- [Exercise instructions]: Transcribe the whole listing below without changing a word, but leave out every image.

◇ ◇ ◇ ◇ ◇ ◇ ◇

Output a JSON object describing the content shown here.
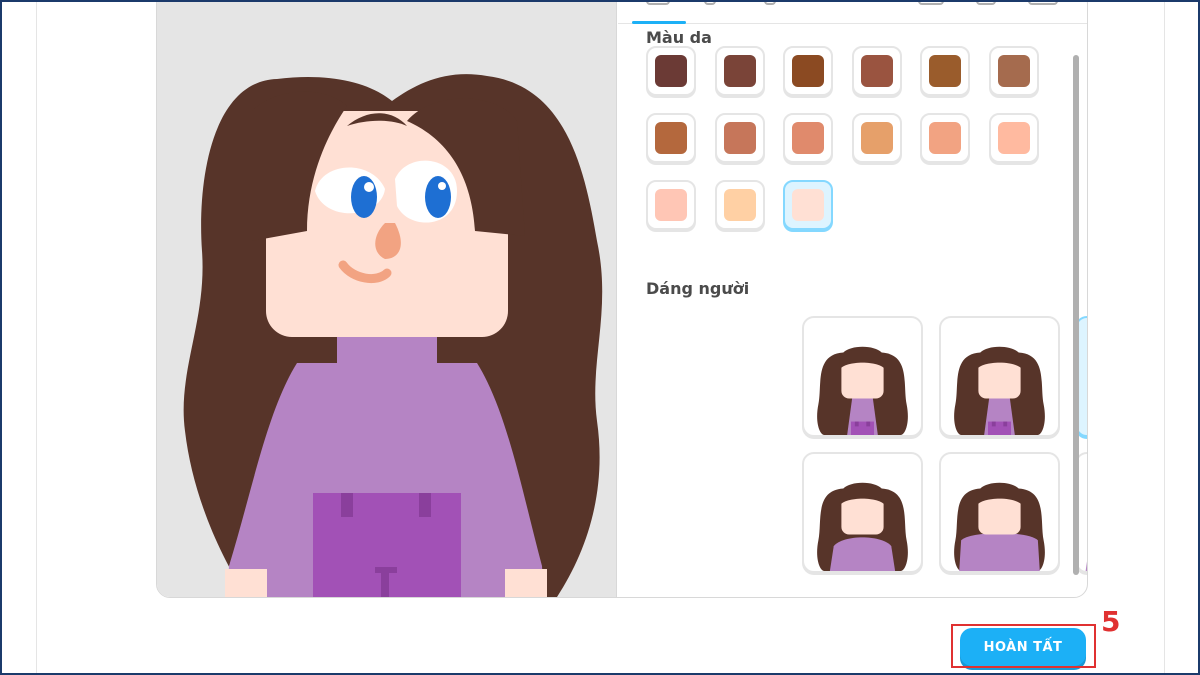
{
  "skin_section": {
    "title": "Màu da",
    "colors": [
      "#6b3a35",
      "#7a4438",
      "#8b4a22",
      "#9a5440",
      "#9a5c2c",
      "#a56b4e",
      "#b4683d",
      "#c6765a",
      "#e08a6c",
      "#e6a06a",
      "#f2a382",
      "#ffbaa0",
      "#ffc6b5",
      "#ffd0a4",
      "#ffe0d4"
    ],
    "selected_index": 14
  },
  "body_section": {
    "title": "Dáng người",
    "options": [
      "body-1",
      "body-2",
      "body-3",
      "body-4",
      "body-5",
      "body-6"
    ],
    "selected_index": 2
  },
  "footer": {
    "finish_label": "HOÀN TẤT",
    "step_annotation": "5"
  },
  "colors": {
    "accent": "#1cb0f6",
    "hair": "#573429",
    "shirt": "#b584c4",
    "skin": "#ffe0d4",
    "annotation": "#e03131"
  }
}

◇ ◇ ◇ ◇ ◇ ◇ ◇

- [Solved problem]:
Output a JSON object describing the content shown here.
{
  "skin_section": {
    "title": "Màu da",
    "colors": [
      "#6b3a35",
      "#7a4438",
      "#8b4a22",
      "#9a5440",
      "#9a5c2c",
      "#a56b4e",
      "#b4683d",
      "#c6765a",
      "#e08a6c",
      "#e6a06a",
      "#f2a382",
      "#ffbaa0",
      "#ffc6b5",
      "#ffd0a4",
      "#ffe0d4"
    ],
    "selected_index": 14
  },
  "body_section": {
    "title": "Dáng người",
    "options": [
      "body-1",
      "body-2",
      "body-3",
      "body-4",
      "body-5",
      "body-6"
    ],
    "selected_index": 2
  },
  "footer": {
    "finish_label": "HOÀN TẤT",
    "step_annotation": "5"
  },
  "colors": {
    "accent": "#1cb0f6",
    "hair": "#573429",
    "shirt": "#b584c4",
    "skin": "#ffe0d4",
    "annotation": "#e03131"
  }
}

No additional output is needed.